EXERCISE OBJECTIVE: Determine how many lines carry the word "významu". Output that number only.

SUPPLIED DATA:
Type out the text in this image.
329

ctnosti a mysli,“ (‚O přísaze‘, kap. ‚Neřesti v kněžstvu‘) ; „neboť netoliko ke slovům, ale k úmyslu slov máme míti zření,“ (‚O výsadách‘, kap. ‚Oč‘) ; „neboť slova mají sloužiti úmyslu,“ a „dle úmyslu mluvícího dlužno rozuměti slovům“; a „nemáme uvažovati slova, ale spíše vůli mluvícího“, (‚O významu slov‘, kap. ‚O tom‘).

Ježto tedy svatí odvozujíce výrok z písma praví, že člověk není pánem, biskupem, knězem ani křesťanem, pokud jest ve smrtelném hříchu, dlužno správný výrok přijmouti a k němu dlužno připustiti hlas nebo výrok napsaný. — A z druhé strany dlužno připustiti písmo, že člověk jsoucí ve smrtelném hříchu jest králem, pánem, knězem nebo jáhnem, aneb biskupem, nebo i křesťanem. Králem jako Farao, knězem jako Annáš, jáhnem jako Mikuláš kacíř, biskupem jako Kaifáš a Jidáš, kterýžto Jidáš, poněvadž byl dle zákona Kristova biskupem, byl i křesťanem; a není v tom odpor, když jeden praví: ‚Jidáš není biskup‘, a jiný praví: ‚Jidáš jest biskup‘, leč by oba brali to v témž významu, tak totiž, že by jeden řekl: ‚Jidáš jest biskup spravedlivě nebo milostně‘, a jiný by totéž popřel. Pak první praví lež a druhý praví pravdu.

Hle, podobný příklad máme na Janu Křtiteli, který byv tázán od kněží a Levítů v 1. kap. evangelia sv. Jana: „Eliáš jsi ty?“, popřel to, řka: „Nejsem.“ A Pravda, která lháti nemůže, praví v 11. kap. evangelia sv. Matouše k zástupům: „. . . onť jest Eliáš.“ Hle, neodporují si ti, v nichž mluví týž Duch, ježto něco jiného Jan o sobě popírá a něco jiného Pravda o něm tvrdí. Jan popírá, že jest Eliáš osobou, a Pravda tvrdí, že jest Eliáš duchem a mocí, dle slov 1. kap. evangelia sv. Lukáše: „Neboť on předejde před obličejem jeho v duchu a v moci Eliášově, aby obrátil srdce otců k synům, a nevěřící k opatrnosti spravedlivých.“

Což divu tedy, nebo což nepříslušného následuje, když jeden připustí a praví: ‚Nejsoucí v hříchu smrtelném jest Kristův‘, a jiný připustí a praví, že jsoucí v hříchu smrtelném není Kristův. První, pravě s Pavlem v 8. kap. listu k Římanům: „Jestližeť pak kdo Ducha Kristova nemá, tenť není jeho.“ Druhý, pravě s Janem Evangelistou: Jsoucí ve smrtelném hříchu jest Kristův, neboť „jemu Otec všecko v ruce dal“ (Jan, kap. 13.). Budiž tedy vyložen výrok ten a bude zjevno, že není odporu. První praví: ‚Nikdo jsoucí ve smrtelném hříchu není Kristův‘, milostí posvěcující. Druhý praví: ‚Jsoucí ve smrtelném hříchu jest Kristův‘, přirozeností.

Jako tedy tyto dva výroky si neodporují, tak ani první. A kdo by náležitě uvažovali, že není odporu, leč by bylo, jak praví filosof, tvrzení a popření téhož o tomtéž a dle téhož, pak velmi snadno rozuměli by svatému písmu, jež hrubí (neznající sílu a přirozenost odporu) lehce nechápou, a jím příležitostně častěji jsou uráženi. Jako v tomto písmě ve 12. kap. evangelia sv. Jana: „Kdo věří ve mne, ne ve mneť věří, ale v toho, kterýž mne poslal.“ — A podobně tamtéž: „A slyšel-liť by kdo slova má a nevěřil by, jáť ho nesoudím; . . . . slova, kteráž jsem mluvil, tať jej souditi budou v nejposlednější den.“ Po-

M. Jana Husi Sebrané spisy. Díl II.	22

ANSWER IN FULL: 2